## Given problem
Extract every line of the material that holds the string "text".

BEGIN Data to process

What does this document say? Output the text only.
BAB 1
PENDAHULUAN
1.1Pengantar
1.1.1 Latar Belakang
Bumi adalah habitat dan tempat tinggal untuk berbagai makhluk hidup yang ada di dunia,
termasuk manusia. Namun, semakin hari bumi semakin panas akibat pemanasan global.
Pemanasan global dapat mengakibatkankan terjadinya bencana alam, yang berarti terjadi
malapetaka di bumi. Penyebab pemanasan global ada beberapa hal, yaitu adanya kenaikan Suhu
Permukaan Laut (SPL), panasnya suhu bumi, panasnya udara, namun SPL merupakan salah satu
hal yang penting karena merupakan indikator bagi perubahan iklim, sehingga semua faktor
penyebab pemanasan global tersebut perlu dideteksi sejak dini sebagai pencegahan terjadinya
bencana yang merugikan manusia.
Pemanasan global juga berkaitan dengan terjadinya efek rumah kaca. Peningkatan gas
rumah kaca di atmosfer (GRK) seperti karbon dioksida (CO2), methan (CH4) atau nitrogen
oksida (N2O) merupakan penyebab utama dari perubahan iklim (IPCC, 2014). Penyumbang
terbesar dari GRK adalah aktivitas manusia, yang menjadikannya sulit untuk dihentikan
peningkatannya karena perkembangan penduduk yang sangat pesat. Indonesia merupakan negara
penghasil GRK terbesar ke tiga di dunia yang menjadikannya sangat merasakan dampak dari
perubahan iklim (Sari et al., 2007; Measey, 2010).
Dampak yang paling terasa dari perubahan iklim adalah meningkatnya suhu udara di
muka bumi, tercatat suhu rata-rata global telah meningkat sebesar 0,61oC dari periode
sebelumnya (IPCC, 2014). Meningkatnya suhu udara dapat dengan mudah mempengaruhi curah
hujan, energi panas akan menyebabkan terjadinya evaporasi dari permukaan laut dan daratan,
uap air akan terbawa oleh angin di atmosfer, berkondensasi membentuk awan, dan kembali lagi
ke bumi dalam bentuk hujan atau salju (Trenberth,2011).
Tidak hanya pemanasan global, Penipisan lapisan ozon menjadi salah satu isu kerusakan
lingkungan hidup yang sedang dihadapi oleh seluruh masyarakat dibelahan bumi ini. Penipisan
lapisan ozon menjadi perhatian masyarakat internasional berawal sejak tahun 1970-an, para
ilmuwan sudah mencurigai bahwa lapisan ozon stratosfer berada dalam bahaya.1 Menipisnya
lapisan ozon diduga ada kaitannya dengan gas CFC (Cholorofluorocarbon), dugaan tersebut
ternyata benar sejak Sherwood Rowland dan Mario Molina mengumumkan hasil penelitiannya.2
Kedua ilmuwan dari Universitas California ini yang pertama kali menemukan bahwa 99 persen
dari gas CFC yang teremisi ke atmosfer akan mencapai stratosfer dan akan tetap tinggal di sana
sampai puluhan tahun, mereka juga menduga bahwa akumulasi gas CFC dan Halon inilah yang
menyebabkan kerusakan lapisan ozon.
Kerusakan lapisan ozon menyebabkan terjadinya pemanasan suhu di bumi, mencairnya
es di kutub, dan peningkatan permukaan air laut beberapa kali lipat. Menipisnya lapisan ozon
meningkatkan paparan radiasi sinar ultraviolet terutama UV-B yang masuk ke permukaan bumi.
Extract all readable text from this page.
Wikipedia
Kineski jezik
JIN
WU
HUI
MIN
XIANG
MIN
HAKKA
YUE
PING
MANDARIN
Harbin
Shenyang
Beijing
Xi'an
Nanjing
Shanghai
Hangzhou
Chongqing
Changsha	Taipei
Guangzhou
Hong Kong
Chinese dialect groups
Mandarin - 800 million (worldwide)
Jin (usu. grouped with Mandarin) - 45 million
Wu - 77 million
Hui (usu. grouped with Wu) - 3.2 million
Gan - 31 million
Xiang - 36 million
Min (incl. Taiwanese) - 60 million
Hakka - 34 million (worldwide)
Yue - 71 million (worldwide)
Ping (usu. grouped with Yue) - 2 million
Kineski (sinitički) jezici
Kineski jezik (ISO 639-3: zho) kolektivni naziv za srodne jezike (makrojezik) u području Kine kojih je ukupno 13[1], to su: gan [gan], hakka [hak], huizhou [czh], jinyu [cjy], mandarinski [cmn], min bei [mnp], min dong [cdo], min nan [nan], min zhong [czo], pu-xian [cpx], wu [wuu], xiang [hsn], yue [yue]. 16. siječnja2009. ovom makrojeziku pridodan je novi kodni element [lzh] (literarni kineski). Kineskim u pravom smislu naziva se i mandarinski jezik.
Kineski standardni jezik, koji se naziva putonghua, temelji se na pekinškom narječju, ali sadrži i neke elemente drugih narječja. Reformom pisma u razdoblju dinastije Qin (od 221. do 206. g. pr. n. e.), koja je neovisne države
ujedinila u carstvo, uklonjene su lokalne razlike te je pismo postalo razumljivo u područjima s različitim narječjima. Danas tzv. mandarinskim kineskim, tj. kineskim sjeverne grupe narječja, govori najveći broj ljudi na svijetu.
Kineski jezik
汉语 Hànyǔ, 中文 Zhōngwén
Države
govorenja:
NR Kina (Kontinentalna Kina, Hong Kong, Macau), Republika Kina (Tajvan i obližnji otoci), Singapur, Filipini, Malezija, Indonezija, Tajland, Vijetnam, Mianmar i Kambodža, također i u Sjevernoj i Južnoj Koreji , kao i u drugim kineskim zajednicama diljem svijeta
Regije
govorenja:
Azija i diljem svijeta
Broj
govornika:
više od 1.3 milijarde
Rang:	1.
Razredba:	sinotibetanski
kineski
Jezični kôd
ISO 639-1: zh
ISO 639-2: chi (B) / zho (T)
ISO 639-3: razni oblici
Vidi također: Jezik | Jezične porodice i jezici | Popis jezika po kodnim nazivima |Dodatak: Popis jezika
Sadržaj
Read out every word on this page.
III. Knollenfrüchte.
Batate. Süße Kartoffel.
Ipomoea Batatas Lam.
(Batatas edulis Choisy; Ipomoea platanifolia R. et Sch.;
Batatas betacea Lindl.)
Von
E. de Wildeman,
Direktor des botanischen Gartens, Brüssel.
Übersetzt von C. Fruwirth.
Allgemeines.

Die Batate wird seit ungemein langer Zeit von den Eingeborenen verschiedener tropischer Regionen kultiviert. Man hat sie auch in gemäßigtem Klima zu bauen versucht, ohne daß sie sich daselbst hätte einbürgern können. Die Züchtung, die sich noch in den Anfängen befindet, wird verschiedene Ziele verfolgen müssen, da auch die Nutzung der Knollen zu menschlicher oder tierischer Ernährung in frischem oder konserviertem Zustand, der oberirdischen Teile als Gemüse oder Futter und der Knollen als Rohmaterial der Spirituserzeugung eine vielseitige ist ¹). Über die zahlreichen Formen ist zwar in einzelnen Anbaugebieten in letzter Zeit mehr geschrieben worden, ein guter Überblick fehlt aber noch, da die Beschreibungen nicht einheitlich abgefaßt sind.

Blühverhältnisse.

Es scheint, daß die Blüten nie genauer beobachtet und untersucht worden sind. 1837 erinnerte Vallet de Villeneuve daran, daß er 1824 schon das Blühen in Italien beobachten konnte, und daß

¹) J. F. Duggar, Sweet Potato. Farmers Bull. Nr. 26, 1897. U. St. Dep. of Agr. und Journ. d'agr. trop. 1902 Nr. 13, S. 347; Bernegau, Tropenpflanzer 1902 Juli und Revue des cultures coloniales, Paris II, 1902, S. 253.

END Data to process

## Correct response
What does this document say? Output the text only.
Extract all readable text from this page.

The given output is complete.